## [EXERCISE DESCRIPTION]
Rewrite the rows from the start through the line containing "Bar — [258, 534, 474, 631]", replacing every "MEMORY" with "STORAGE" and leaving everything else unchanged.
-- START --
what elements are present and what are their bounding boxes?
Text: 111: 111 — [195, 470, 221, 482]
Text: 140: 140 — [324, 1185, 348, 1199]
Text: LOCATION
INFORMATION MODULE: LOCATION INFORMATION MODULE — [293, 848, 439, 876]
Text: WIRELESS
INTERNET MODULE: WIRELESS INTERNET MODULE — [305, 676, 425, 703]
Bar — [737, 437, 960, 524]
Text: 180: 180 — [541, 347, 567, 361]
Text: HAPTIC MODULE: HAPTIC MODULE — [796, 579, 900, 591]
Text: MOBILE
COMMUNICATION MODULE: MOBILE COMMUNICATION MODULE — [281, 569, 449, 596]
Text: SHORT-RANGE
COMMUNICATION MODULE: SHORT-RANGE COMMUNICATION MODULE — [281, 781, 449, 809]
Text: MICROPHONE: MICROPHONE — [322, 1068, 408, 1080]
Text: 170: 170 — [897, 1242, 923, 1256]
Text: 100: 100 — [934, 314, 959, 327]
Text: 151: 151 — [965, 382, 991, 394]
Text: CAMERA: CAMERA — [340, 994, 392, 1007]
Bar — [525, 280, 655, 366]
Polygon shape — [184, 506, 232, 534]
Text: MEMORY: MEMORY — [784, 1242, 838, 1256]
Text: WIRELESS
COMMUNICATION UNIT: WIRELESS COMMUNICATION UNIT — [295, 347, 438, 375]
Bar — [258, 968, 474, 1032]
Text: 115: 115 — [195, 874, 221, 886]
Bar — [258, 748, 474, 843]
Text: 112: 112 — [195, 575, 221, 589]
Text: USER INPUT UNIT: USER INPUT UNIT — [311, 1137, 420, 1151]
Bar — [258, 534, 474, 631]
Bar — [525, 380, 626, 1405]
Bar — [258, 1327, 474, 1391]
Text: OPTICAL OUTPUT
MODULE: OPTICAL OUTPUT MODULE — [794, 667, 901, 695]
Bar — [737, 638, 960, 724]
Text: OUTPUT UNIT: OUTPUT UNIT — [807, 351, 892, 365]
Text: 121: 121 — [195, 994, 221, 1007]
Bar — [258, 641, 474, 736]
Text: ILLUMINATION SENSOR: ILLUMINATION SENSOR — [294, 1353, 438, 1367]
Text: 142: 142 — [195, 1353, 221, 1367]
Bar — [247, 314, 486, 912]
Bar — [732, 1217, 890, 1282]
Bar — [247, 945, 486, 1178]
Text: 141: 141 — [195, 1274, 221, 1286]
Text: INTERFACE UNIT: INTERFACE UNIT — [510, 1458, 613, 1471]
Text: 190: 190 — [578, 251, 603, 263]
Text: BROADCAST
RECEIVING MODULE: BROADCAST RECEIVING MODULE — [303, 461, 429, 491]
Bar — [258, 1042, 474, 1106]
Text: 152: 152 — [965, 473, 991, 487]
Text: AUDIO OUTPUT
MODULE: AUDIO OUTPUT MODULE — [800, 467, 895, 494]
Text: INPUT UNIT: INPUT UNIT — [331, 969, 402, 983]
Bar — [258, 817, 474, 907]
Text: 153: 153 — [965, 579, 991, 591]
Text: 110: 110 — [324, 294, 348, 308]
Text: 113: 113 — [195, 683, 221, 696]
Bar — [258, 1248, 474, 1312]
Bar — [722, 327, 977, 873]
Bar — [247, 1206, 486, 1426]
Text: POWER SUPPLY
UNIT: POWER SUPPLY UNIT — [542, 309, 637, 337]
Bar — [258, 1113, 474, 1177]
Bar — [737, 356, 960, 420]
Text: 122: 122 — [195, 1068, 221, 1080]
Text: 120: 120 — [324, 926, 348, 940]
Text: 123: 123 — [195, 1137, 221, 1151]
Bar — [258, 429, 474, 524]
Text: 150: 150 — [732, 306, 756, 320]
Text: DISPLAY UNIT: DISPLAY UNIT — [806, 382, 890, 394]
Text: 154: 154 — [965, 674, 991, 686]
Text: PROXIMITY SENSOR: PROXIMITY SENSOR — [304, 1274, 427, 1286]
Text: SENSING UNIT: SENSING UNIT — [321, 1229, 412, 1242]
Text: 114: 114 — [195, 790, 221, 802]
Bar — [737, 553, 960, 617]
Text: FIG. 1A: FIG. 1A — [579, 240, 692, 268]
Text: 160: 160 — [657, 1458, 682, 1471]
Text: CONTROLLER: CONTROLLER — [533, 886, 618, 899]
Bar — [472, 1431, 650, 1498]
-- END --
## [RESPONSE TO THE TASK]
what elements are present and what are their bounding boxes?
Text: 111: 111 — [195, 470, 221, 482]
Text: 140: 140 — [324, 1185, 348, 1199]
Text: LOCATION
INFORMATION MODULE: LOCATION INFORMATION MODULE — [293, 848, 439, 876]
Text: WIRELESS
INTERNET MODULE: WIRELESS INTERNET MODULE — [305, 676, 425, 703]
Bar — [737, 437, 960, 524]
Text: 180: 180 — [541, 347, 567, 361]
Text: HAPTIC MODULE: HAPTIC MODULE — [796, 579, 900, 591]
Text: MOBILE
COMMUNICATION MODULE: MOBILE COMMUNICATION MODULE — [281, 569, 449, 596]
Text: SHORT-RANGE
COMMUNICATION MODULE: SHORT-RANGE COMMUNICATION MODULE — [281, 781, 449, 809]
Text: MICROPHONE: MICROPHONE — [322, 1068, 408, 1080]
Text: 170: 170 — [897, 1242, 923, 1256]
Text: 100: 100 — [934, 314, 959, 327]
Text: 151: 151 — [965, 382, 991, 394]
Text: CAMERA: CAMERA — [340, 994, 392, 1007]
Bar — [525, 280, 655, 366]
Polygon shape — [184, 506, 232, 534]
Text: STORAGE: STORAGE — [784, 1242, 838, 1256]
Text: WIRELESS
COMMUNICATION UNIT: WIRELESS COMMUNICATION UNIT — [295, 347, 438, 375]
Bar — [258, 968, 474, 1032]
Text: 115: 115 — [195, 874, 221, 886]
Bar — [258, 748, 474, 843]
Text: 112: 112 — [195, 575, 221, 589]
Text: USER INPUT UNIT: USER INPUT UNIT — [311, 1137, 420, 1151]
Bar — [258, 534, 474, 631]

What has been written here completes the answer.